Brief: What number of lines contain the word "true"? Reply with the number and nothing else.

# # # #

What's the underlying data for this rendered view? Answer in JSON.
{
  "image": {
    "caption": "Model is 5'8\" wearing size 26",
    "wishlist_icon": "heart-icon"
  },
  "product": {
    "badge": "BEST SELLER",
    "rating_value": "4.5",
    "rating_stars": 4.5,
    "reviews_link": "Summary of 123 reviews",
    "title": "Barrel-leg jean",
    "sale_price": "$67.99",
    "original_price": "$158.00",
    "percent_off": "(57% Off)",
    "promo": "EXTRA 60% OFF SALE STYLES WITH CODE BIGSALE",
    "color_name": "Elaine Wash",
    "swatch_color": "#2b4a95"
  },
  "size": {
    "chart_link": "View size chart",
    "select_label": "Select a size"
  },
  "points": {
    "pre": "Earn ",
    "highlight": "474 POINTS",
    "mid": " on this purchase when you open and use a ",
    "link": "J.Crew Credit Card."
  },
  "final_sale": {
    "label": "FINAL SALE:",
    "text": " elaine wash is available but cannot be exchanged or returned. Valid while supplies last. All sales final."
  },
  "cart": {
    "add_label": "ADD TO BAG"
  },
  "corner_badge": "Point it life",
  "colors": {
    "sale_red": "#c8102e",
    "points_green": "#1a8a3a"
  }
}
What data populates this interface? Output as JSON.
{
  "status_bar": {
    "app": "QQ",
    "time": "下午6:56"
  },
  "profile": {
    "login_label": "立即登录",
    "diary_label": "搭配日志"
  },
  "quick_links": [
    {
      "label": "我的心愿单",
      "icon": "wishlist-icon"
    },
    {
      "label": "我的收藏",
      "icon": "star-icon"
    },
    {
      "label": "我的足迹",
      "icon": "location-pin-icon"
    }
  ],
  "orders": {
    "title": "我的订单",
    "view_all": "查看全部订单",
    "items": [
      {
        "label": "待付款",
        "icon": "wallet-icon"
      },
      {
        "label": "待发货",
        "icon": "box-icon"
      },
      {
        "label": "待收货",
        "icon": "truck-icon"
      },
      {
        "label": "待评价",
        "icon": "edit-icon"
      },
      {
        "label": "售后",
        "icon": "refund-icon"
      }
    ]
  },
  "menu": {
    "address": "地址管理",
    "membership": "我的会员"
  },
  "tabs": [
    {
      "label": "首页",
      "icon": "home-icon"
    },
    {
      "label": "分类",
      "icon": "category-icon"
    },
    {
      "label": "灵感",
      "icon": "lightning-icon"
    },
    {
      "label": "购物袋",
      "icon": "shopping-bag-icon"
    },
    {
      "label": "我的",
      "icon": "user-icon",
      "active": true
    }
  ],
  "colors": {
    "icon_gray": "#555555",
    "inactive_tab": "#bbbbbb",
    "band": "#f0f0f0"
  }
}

# # # #

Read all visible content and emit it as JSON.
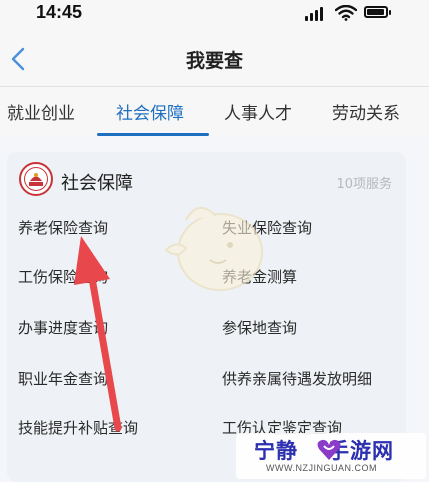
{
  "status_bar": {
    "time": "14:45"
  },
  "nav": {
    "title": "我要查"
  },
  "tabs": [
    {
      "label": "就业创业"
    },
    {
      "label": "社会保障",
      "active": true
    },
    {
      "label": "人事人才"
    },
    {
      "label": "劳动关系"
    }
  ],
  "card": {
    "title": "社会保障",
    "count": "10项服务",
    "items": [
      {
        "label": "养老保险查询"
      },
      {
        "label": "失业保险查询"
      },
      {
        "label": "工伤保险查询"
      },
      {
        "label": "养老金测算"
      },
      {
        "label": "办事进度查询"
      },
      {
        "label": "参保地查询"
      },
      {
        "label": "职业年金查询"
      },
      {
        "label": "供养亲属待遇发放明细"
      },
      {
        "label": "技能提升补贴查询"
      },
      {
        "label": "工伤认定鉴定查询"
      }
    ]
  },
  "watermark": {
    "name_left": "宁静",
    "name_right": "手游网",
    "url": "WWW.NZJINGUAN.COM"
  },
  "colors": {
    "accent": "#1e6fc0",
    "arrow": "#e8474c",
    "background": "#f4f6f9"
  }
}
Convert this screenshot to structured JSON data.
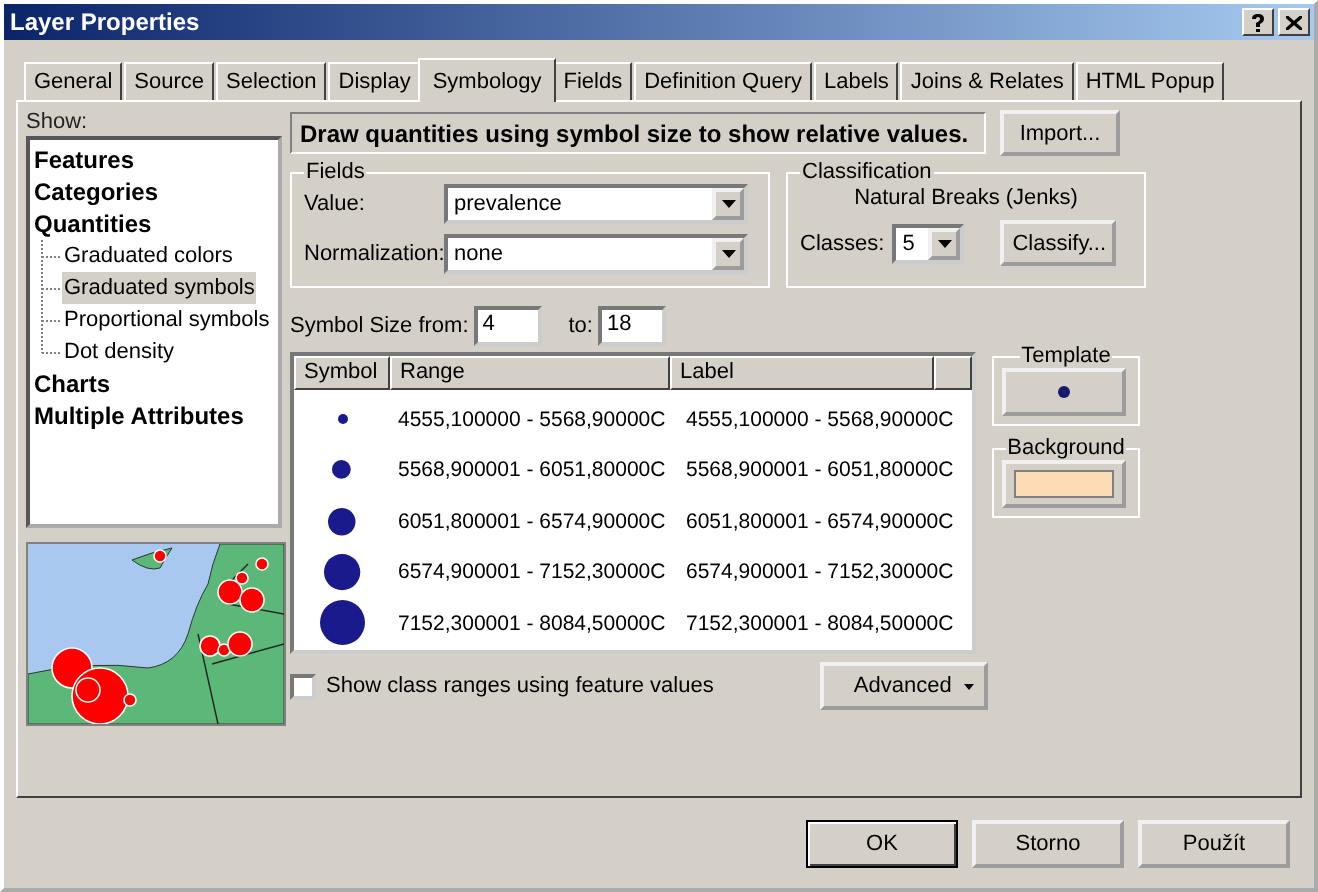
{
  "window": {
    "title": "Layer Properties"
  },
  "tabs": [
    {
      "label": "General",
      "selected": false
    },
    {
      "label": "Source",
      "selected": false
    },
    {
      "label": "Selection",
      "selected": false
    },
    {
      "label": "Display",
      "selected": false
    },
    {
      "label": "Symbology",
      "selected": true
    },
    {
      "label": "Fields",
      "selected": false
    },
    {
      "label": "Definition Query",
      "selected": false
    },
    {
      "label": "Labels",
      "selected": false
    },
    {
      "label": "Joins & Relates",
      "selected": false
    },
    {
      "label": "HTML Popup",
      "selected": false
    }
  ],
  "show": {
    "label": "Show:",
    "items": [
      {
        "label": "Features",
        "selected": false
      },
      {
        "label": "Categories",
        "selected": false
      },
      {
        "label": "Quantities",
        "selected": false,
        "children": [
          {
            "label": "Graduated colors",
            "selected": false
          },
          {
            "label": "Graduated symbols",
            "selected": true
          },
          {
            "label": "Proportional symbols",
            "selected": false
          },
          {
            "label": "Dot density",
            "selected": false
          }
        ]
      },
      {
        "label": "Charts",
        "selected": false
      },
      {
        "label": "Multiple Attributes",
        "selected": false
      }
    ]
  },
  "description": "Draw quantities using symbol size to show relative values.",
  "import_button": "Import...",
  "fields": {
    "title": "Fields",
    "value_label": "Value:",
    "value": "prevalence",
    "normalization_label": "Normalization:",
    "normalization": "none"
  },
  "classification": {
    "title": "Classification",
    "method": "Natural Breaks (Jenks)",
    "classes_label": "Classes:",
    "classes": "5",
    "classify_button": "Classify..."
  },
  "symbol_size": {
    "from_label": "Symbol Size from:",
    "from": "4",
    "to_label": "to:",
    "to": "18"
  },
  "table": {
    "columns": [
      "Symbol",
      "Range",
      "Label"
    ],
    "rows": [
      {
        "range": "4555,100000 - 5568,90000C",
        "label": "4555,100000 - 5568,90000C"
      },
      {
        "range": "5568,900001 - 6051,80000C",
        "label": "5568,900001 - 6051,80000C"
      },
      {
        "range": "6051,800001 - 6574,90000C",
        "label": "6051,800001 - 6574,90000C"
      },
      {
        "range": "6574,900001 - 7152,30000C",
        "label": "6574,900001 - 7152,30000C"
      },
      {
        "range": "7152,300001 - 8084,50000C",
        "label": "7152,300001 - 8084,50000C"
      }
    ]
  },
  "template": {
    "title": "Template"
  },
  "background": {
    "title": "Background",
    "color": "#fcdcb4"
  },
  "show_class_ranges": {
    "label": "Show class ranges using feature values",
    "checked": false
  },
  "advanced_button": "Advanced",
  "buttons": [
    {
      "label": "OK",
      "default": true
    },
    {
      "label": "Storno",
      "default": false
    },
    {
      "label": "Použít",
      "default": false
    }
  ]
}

# # # #

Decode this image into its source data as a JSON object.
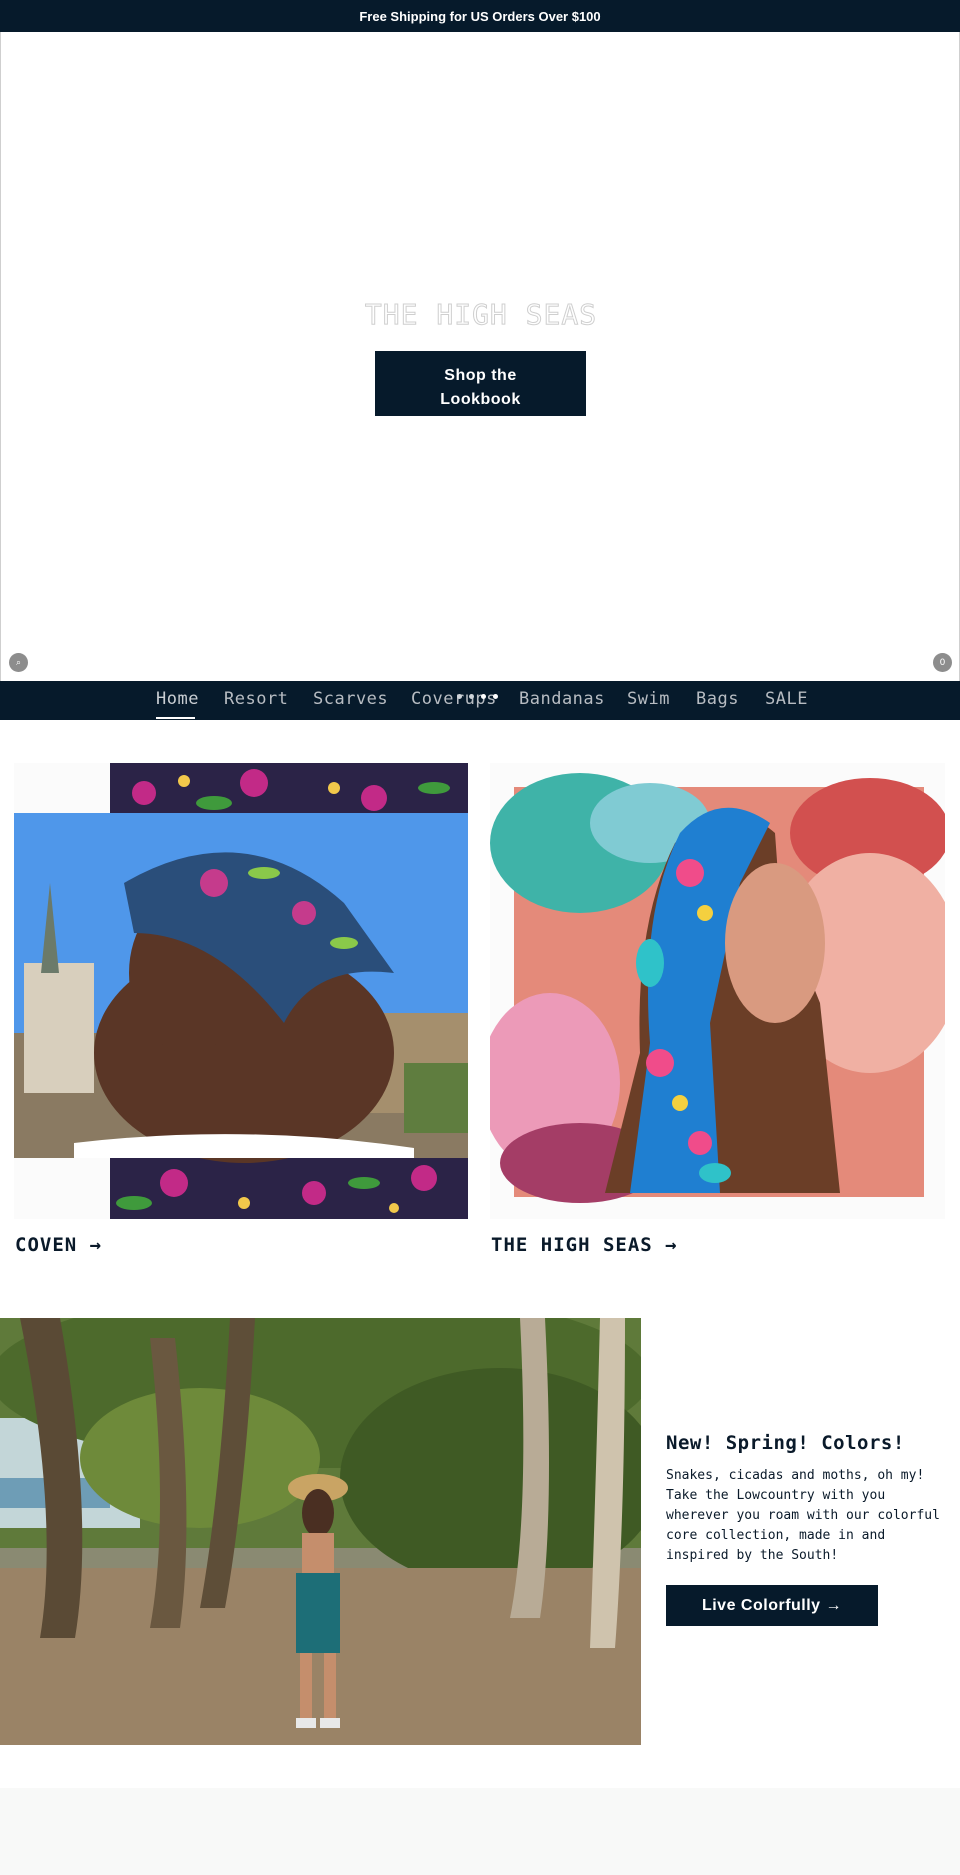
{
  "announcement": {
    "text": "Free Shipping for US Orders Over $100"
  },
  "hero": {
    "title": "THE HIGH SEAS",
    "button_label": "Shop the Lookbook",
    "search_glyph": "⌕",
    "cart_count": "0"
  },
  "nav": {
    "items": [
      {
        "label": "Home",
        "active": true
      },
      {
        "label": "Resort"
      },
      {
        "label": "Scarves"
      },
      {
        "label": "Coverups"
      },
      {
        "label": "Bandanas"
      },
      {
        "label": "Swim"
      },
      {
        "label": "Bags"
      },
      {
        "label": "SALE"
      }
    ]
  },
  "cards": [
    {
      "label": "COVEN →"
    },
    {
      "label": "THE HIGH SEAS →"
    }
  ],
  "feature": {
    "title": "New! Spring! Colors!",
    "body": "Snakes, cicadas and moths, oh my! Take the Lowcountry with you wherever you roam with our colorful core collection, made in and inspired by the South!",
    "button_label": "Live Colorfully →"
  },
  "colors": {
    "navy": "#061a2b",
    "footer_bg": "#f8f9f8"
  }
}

# # # #

Result: 6